Return all lines below containing the word "squares".

Figure record listings

··········

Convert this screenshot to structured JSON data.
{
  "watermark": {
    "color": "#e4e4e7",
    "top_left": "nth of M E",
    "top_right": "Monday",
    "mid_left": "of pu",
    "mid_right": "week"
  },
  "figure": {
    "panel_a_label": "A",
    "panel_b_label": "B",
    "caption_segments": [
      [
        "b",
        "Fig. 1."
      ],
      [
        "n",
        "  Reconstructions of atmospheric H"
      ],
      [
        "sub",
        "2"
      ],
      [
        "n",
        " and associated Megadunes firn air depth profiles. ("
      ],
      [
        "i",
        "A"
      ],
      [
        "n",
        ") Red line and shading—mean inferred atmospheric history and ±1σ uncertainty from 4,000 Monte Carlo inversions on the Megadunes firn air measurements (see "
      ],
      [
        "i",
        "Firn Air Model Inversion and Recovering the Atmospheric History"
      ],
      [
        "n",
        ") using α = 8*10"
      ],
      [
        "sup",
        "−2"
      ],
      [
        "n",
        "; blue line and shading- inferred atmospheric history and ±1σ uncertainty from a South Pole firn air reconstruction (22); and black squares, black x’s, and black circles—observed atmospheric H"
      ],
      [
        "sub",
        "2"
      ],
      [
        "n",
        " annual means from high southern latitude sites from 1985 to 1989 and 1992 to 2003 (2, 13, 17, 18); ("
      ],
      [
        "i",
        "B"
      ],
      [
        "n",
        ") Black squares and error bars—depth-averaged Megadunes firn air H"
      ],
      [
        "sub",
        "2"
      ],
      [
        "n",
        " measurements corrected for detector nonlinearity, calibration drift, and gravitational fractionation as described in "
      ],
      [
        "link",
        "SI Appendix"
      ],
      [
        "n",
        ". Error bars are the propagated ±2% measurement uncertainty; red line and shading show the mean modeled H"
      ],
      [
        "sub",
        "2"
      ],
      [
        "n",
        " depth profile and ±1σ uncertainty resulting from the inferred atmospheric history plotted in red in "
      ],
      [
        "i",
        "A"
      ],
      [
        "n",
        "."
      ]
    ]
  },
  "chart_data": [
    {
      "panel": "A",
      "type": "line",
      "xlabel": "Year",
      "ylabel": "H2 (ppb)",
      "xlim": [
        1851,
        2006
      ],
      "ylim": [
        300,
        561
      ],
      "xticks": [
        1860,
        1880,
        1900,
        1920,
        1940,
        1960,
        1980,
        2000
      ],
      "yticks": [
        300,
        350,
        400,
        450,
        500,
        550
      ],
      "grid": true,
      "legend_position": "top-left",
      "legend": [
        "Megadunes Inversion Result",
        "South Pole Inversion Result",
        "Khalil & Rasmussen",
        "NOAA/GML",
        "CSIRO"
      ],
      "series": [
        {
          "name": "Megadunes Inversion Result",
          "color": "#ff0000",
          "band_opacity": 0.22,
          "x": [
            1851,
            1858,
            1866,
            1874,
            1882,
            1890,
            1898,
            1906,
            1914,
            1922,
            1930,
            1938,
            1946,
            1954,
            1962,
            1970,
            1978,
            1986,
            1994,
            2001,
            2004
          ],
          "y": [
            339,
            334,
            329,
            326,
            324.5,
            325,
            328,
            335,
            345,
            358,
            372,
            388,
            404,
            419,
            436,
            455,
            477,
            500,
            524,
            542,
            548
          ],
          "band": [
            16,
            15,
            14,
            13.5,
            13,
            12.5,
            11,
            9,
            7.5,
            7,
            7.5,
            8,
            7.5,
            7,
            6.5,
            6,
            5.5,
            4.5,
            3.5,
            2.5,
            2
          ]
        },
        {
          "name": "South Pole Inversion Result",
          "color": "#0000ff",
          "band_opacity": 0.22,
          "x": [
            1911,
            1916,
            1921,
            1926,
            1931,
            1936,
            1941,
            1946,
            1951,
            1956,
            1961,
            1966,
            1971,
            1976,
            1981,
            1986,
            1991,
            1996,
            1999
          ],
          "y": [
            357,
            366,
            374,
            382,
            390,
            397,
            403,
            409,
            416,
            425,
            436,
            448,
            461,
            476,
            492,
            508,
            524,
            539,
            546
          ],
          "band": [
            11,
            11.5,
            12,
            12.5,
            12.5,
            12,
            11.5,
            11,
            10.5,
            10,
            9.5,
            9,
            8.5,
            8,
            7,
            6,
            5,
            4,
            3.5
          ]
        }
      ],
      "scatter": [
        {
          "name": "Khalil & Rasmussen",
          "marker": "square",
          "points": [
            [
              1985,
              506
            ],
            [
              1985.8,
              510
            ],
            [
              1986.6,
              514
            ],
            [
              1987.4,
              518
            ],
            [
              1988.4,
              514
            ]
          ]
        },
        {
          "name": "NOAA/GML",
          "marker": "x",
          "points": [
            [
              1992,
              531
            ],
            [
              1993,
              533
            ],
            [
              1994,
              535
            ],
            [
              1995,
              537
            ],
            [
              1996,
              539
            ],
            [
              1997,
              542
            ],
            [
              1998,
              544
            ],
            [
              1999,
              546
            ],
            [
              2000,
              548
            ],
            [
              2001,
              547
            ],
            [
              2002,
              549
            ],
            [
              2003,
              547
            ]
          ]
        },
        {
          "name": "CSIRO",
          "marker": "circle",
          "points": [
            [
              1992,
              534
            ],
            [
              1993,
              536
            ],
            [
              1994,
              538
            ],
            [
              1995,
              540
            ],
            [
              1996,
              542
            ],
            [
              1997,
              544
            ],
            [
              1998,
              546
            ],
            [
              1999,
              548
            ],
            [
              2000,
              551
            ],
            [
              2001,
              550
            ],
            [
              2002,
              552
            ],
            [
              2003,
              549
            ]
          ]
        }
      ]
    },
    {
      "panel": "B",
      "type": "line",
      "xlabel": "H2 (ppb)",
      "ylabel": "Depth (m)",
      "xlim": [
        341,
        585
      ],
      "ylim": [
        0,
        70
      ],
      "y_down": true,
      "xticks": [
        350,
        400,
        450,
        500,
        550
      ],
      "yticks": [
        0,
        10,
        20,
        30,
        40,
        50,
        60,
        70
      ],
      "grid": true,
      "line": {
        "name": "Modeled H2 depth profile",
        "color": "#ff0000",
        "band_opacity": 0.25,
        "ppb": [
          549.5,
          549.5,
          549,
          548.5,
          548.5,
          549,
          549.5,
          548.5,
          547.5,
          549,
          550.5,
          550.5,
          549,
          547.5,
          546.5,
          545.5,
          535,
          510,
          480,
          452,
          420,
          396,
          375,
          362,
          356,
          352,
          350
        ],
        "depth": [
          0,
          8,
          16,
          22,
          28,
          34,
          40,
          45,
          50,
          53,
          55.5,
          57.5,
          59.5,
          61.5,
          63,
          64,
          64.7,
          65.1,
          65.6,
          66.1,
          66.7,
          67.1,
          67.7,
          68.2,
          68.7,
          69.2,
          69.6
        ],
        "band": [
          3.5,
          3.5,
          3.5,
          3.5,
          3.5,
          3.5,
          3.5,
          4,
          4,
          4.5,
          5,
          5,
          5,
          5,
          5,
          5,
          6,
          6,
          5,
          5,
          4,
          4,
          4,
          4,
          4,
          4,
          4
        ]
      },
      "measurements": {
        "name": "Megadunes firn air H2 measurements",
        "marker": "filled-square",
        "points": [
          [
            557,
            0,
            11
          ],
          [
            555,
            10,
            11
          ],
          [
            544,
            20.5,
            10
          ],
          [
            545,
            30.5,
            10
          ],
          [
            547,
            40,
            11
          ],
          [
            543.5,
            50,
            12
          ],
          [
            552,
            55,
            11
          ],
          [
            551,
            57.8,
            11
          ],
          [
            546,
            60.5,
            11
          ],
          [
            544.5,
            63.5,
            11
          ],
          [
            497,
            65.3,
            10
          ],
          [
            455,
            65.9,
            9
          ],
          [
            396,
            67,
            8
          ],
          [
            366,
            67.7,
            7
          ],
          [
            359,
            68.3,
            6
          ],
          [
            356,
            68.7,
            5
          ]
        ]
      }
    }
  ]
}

··········

_ANSWER TO THIS EXERCISE:_
        "; blue line and shading- inferred atmospheric history and ±1σ uncertainty from a South Pole firn air reconstruction (22); and black squares, black x’s, and black circles—observed atmospheric H"
        ") Black squares and error bars—depth-averaged Megadunes firn air H"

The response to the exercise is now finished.